Give every line again exactly as it appears, please, but not the pictures.

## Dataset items
___

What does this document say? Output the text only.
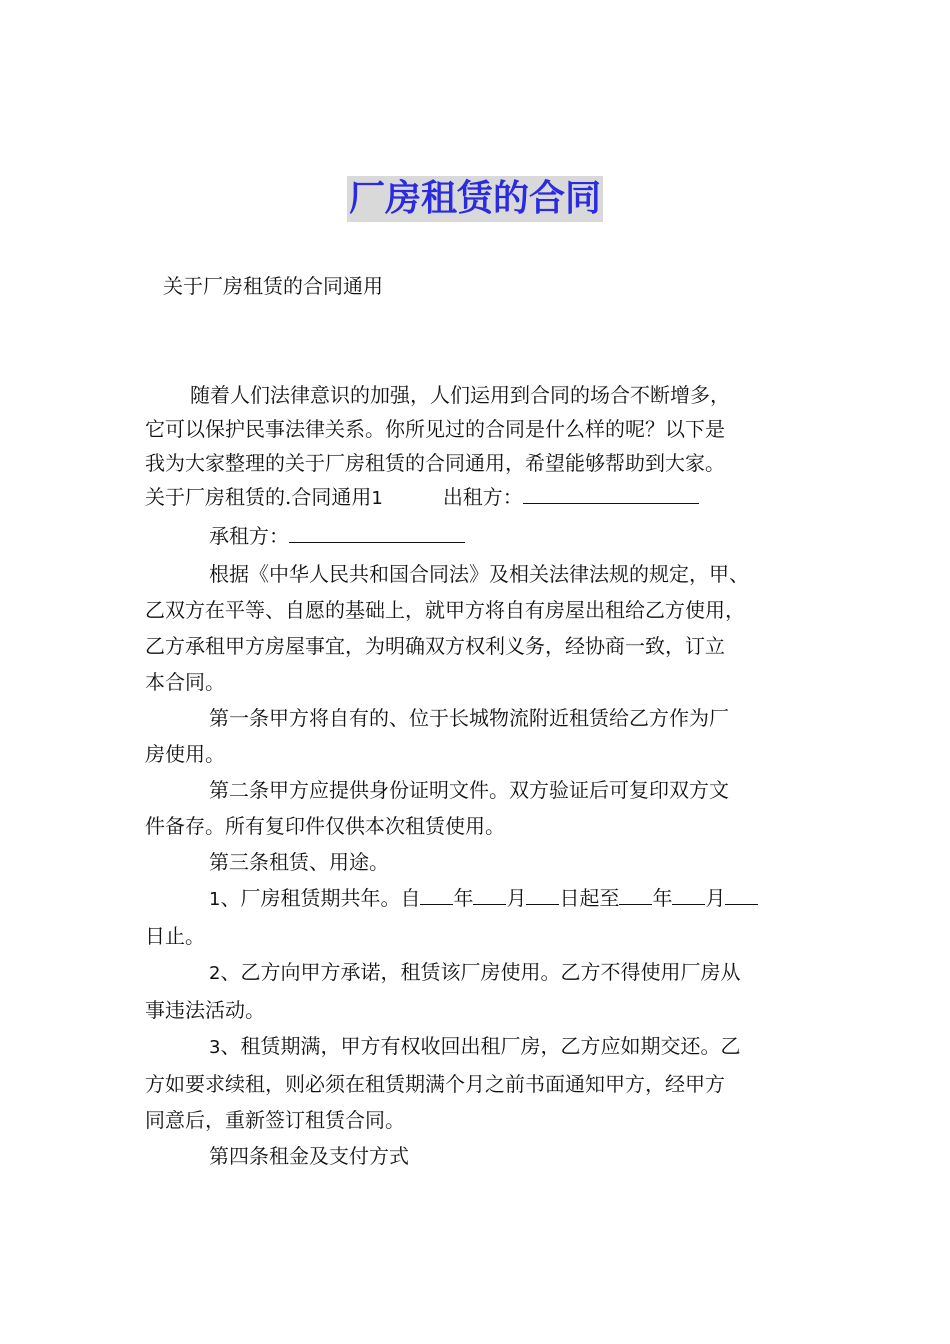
厂房租赁的合同
关于厂房租赁的合同通用

随着人们法律意识的加强，人们运用到合同的场合不断增多，

它可以保护民事法律关系。你所见过的合同是什么样的呢？以下是

我为大家整理的关于厂房租赁的合同通用，希望能够帮助到大家。

关于厂房租赁的.合同通用1	出租方：

承租方：

根据《中华人民共和国合同法》及相关法律法规的规定，甲、

乙双方在平等、自愿的基础上，就甲方将自有房屋出租给乙方使用，

乙方承租甲方房屋事宜，为明确双方权利义务，经协商一致，订立

本合同。

第一条甲方将自有的、位于长城物流附近租赁给乙方作为厂

房使用。

第二条甲方应提供身份证明文件。双方验证后可复印双方文

件备存。所有复印件仅供本次租赁使用。

第三条租赁、用途。

1、厂房租赁期共年。自 年 月 日起至 年 月

日止。

2、乙方向甲方承诺，租赁该厂房使用。乙方不得使用厂房从

事违法活动。

3、租赁期满，甲方有权收回出租厂房，乙方应如期交还。乙

方如要求续租，则必须在租赁期满个月之前书面通知甲方，经甲方

同意后，重新签订租赁合同。

第四条租金及支付方式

___

## RESPONSE TO THE EXERCISE
What does this document say? Output the text only.
厂房租赁的合同
关于厂房租赁的合同通用

随着人们法律意识的加强，人们运用到合同的场合不断增多，

它可以保护民事法律关系。你所见过的合同是什么样的呢？以下是

我为大家整理的关于厂房租赁的合同通用，希望能够帮助到大家。

关于厂房租赁的.合同通用1	出租方：

承租方：

根据《中华人民共和国合同法》及相关法律法规的规定，甲、

乙双方在平等、自愿的基础上，就甲方将自有房屋出租给乙方使用，

乙方承租甲方房屋事宜，为明确双方权利义务，经协商一致，订立

本合同。

第一条甲方将自有的、位于长城物流附近租赁给乙方作为厂

房使用。

第二条甲方应提供身份证明文件。双方验证后可复印双方文

件备存。所有复印件仅供本次租赁使用。

第三条租赁、用途。

1、厂房租赁期共年。自 年 月 日起至 年 月

日止。

2、乙方向甲方承诺，租赁该厂房使用。乙方不得使用厂房从

事违法活动。

3、租赁期满，甲方有权收回出租厂房，乙方应如期交还。乙

方如要求续租，则必须在租赁期满个月之前书面通知甲方，经甲方

同意后，重新签订租赁合同。

第四条租金及支付方式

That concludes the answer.